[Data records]
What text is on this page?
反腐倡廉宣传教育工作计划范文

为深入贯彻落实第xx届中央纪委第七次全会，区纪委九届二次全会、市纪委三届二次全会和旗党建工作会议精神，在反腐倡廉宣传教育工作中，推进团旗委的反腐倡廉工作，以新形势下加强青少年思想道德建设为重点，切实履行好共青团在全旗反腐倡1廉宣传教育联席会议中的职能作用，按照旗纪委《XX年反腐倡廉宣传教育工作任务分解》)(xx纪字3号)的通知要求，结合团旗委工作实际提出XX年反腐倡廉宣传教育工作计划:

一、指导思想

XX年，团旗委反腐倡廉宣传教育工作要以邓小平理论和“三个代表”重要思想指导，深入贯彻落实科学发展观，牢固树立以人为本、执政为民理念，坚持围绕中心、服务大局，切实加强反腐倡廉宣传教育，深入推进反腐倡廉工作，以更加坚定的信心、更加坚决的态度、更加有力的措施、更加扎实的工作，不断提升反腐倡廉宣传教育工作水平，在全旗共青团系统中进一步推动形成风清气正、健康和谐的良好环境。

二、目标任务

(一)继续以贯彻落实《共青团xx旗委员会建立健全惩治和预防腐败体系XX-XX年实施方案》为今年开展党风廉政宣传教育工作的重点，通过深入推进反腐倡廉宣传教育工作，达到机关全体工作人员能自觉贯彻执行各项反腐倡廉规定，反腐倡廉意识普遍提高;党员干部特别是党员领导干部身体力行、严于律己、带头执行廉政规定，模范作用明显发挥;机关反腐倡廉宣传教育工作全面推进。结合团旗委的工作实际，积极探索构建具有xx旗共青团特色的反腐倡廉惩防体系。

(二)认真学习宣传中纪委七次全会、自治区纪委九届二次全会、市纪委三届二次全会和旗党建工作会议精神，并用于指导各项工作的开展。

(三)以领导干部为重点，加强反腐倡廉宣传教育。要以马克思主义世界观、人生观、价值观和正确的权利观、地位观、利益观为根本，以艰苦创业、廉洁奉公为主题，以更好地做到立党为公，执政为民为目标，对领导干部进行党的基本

Exercise goal: Set down the entries above again, word for word.

Written response:
What text is on this page?
反腐倡廉宣传教育工作计划范文

为深入贯彻落实第xx届中央纪委第七次全会，区纪委九届二次全会、市纪委三届二次全会和旗党建工作会议精神，在反腐倡廉宣传教育工作中，推进团旗委的反腐倡廉工作，以新形势下加强青少年思想道德建设为重点，切实履行好共青团在全旗反腐倡1廉宣传教育联席会议中的职能作用，按照旗纪委《XX年反腐倡廉宣传教育工作任务分解》)(xx纪字3号)的通知要求，结合团旗委工作实际提出XX年反腐倡廉宣传教育工作计划:

一、指导思想

XX年，团旗委反腐倡廉宣传教育工作要以邓小平理论和“三个代表”重要思想指导，深入贯彻落实科学发展观，牢固树立以人为本、执政为民理念，坚持围绕中心、服务大局，切实加强反腐倡廉宣传教育，深入推进反腐倡廉工作，以更加坚定的信心、更加坚决的态度、更加有力的措施、更加扎实的工作，不断提升反腐倡廉宣传教育工作水平，在全旗共青团系统中进一步推动形成风清气正、健康和谐的良好环境。

二、目标任务

(一)继续以贯彻落实《共青团xx旗委员会建立健全惩治和预防腐败体系XX-XX年实施方案》为今年开展党风廉政宣传教育工作的重点，通过深入推进反腐倡廉宣传教育工作，达到机关全体工作人员能自觉贯彻执行各项反腐倡廉规定，反腐倡廉意识普遍提高;党员干部特别是党员领导干部身体力行、严于律己、带头执行廉政规定，模范作用明显发挥;机关反腐倡廉宣传教育工作全面推进。结合团旗委的工作实际，积极探索构建具有xx旗共青团特色的反腐倡廉惩防体系。

(二)认真学习宣传中纪委七次全会、自治区纪委九届二次全会、市纪委三届二次全会和旗党建工作会议精神，并用于指导各项工作的开展。

(三)以领导干部为重点，加强反腐倡廉宣传教育。要以马克思主义世界观、人生观、价值观和正确的权利观、地位观、利益观为根本，以艰苦创业、廉洁奉公为主题，以更好地做到立党为公，执政为民为目标，对领导干部进行党的基本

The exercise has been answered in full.